═══ EXCERPTED DATA ═══

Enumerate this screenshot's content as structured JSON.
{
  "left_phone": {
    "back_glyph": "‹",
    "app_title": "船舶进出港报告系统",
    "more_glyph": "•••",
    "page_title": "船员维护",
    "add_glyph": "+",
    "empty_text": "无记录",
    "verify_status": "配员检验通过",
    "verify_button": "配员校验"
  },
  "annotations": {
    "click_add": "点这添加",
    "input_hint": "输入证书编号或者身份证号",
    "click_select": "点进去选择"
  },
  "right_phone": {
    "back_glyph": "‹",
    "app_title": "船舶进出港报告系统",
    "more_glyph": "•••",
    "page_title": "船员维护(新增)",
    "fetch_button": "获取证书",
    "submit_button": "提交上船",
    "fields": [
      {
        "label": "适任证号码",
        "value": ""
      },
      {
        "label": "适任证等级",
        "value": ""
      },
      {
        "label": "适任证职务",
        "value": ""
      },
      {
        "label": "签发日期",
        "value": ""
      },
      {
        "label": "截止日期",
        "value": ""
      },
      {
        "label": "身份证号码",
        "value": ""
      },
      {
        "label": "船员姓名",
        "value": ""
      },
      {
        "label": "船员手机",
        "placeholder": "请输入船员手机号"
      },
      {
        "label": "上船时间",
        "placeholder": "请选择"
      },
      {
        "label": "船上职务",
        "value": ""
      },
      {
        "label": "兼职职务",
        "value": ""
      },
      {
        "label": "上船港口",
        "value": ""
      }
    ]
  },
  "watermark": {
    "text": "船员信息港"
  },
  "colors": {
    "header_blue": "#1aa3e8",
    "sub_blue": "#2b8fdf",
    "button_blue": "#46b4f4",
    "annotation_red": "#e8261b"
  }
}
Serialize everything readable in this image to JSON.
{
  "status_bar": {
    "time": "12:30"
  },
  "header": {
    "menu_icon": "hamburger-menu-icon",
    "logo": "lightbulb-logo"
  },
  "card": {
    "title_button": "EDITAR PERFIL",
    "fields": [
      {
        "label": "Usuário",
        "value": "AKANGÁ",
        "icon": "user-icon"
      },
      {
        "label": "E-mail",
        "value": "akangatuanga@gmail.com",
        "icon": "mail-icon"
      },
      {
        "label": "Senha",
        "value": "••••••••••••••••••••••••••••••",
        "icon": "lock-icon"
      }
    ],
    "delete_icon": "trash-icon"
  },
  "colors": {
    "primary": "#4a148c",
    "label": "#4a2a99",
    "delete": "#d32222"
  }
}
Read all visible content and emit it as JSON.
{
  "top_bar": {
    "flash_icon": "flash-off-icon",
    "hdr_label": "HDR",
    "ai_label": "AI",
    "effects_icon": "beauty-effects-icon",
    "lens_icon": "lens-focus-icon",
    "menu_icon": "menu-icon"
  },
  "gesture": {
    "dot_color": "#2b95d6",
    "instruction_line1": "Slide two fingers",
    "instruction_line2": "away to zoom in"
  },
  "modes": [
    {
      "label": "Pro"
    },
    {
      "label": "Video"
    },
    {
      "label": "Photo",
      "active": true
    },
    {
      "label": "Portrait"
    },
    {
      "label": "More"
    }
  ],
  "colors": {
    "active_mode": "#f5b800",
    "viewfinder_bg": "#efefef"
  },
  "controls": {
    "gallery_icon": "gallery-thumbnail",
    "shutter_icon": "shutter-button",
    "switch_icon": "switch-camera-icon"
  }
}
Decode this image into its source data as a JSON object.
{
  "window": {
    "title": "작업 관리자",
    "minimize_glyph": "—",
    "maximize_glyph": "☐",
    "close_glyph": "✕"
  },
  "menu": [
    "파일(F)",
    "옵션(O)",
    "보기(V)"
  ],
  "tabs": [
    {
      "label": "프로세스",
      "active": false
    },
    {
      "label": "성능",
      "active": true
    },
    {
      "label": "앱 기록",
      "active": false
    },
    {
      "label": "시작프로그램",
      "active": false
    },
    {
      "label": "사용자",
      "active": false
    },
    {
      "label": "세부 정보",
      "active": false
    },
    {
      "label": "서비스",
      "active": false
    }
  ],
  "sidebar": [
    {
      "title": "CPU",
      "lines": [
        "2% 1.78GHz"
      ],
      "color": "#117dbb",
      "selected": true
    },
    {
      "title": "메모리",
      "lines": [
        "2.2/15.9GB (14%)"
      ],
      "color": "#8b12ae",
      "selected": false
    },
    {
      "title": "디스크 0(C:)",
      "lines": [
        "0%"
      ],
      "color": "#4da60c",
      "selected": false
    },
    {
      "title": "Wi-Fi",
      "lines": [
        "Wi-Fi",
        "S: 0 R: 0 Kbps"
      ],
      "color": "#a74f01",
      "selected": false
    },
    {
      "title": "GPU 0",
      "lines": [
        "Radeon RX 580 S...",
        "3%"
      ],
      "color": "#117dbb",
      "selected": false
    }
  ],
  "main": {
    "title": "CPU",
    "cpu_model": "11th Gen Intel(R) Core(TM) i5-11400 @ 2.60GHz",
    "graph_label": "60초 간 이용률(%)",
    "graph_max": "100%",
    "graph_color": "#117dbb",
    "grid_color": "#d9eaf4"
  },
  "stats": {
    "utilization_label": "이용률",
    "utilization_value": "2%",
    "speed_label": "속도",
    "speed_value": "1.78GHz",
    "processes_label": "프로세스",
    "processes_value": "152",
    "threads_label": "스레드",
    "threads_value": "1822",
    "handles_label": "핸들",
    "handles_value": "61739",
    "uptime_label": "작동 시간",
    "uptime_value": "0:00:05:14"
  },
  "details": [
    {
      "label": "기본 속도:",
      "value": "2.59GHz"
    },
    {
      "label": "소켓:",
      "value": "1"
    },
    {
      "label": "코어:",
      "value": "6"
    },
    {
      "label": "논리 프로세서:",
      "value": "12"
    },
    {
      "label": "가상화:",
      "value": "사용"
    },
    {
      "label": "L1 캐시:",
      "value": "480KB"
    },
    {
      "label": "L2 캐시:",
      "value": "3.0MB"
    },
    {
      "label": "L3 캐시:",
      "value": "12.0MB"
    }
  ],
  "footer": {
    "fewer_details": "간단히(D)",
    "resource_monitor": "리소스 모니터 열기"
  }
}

═══

GOAL OF THE EXERCISE »
Make an exact copy of every line in the data.

EXERCISE ANSWER »
Enumerate this screenshot's content as structured JSON.
{
  "left_phone": {
    "back_glyph": "‹",
    "app_title": "船舶进出港报告系统",
    "more_glyph": "•••",
    "page_title": "船员维护",
    "add_glyph": "+",
    "empty_text": "无记录",
    "verify_status": "配员检验通过",
    "verify_button": "配员校验"
  },
  "annotations": {
    "click_add": "点这添加",
    "input_hint": "输入证书编号或者身份证号",
    "click_select": "点进去选择"
  },
  "right_phone": {
    "back_glyph": "‹",
    "app_title": "船舶进出港报告系统",
    "more_glyph": "•••",
    "page_title": "船员维护(新增)",
    "fetch_button": "获取证书",
    "submit_button": "提交上船",
    "fields": [
      {
        "label": "适任证号码",
        "value": ""
      },
      {
        "label": "适任证等级",
        "value": ""
      },
      {
        "label": "适任证职务",
        "value": ""
      },
      {
        "label": "签发日期",
        "value": ""
      },
      {
        "label": "截止日期",
        "value": ""
      },
      {
        "label": "身份证号码",
        "value": ""
      },
      {
        "label": "船员姓名",
        "value": ""
      },
      {
        "label": "船员手机",
        "placeholder": "请输入船员手机号"
      },
      {
        "label": "上船时间",
        "placeholder": "请选择"
      },
      {
        "label": "船上职务",
        "value": ""
      },
      {
        "label": "兼职职务",
        "value": ""
      },
      {
        "label": "上船港口",
        "value": ""
      }
    ]
  },
  "watermark": {
    "text": "船员信息港"
  },
  "colors": {
    "header_blue": "#1aa3e8",
    "sub_blue": "#2b8fdf",
    "button_blue": "#46b4f4",
    "annotation_red": "#e8261b"
  }
}
Serialize everything readable in this image to JSON.
{
  "status_bar": {
    "time": "12:30"
  },
  "header": {
    "menu_icon": "hamburger-menu-icon",
    "logo": "lightbulb-logo"
  },
  "card": {
    "title_button": "EDITAR PERFIL",
    "fields": [
      {
        "label": "Usuário",
        "value": "AKANGÁ",
        "icon": "user-icon"
      },
      {
        "label": "E-mail",
        "value": "akangatuanga@gmail.com",
        "icon": "mail-icon"
      },
      {
        "label": "Senha",
        "value": "••••••••••••••••••••••••••••••",
        "icon": "lock-icon"
      }
    ],
    "delete_icon": "trash-icon"
  },
  "colors": {
    "primary": "#4a148c",
    "label": "#4a2a99",
    "delete": "#d32222"
  }
}
Read all visible content and emit it as JSON.
{
  "top_bar": {
    "flash_icon": "flash-off-icon",
    "hdr_label": "HDR",
    "ai_label": "AI",
    "effects_icon": "beauty-effects-icon",
    "lens_icon": "lens-focus-icon",
    "menu_icon": "menu-icon"
  },
  "gesture": {
    "dot_color": "#2b95d6",
    "instruction_line1": "Slide two fingers",
    "instruction_line2": "away to zoom in"
  },
  "modes": [
    {
      "label": "Pro"
    },
    {
      "label": "Video"
    },
    {
      "label": "Photo",
      "active": true
    },
    {
      "label": "Portrait"
    },
    {
      "label": "More"
    }
  ],
  "colors": {
    "active_mode": "#f5b800",
    "viewfinder_bg": "#efefef"
  },
  "controls": {
    "gallery_icon": "gallery-thumbnail",
    "shutter_icon": "shutter-button",
    "switch_icon": "switch-camera-icon"
  }
}
Decode this image into its source data as a JSON object.
{
  "window": {
    "title": "작업 관리자",
    "minimize_glyph": "—",
    "maximize_glyph": "☐",
    "close_glyph": "✕"
  },
  "menu": [
    "파일(F)",
    "옵션(O)",
    "보기(V)"
  ],
  "tabs": [
    {
      "label": "프로세스",
      "active": false
    },
    {
      "label": "성능",
      "active": true
    },
    {
      "label": "앱 기록",
      "active": false
    },
    {
      "label": "시작프로그램",
      "active": false
    },
    {
      "label": "사용자",
      "active": false
    },
    {
      "label": "세부 정보",
      "active": false
    },
    {
      "label": "서비스",
      "active": false
    }
  ],
  "sidebar": [
    {
      "title": "CPU",
      "lines": [
        "2% 1.78GHz"
      ],
      "color": "#117dbb",
      "selected": true
    },
    {
      "title": "메모리",
      "lines": [
        "2.2/15.9GB (14%)"
      ],
      "color": "#8b12ae",
      "selected": false
    },
    {
      "title": "디스크 0(C:)",
      "lines": [
        "0%"
      ],
      "color": "#4da60c",
      "selected": false
    },
    {
      "title": "Wi-Fi",
      "lines": [
        "Wi-Fi",
        "S: 0 R: 0 Kbps"
      ],
      "color": "#a74f01",
      "selected": false
    },
    {
      "title": "GPU 0",
      "lines": [
        "Radeon RX 580 S...",
        "3%"
      ],
      "color": "#117dbb",
      "selected": false
    }
  ],
  "main": {
    "title": "CPU",
    "cpu_model": "11th Gen Intel(R) Core(TM) i5-11400 @ 2.60GHz",
    "graph_label": "60초 간 이용률(%)",
    "graph_max": "100%",
    "graph_color": "#117dbb",
    "grid_color": "#d9eaf4"
  },
  "stats": {
    "utilization_label": "이용률",
    "utilization_value": "2%",
    "speed_label": "속도",
    "speed_value": "1.78GHz",
    "processes_label": "프로세스",
    "processes_value": "152",
    "threads_label": "스레드",
    "threads_value": "1822",
    "handles_label": "핸들",
    "handles_value": "61739",
    "uptime_label": "작동 시간",
    "uptime_value": "0:00:05:14"
  },
  "details": [
    {
      "label": "기본 속도:",
      "value": "2.59GHz"
    },
    {
      "label": "소켓:",
      "value": "1"
    },
    {
      "label": "코어:",
      "value": "6"
    },
    {
      "label": "논리 프로세서:",
      "value": "12"
    },
    {
      "label": "가상화:",
      "value": "사용"
    },
    {
      "label": "L1 캐시:",
      "value": "480KB"
    },
    {
      "label": "L2 캐시:",
      "value": "3.0MB"
    },
    {
      "label": "L3 캐시:",
      "value": "12.0MB"
    }
  ],
  "footer": {
    "fewer_details": "간단히(D)",
    "resource_monitor": "리소스 모니터 열기"
  }
}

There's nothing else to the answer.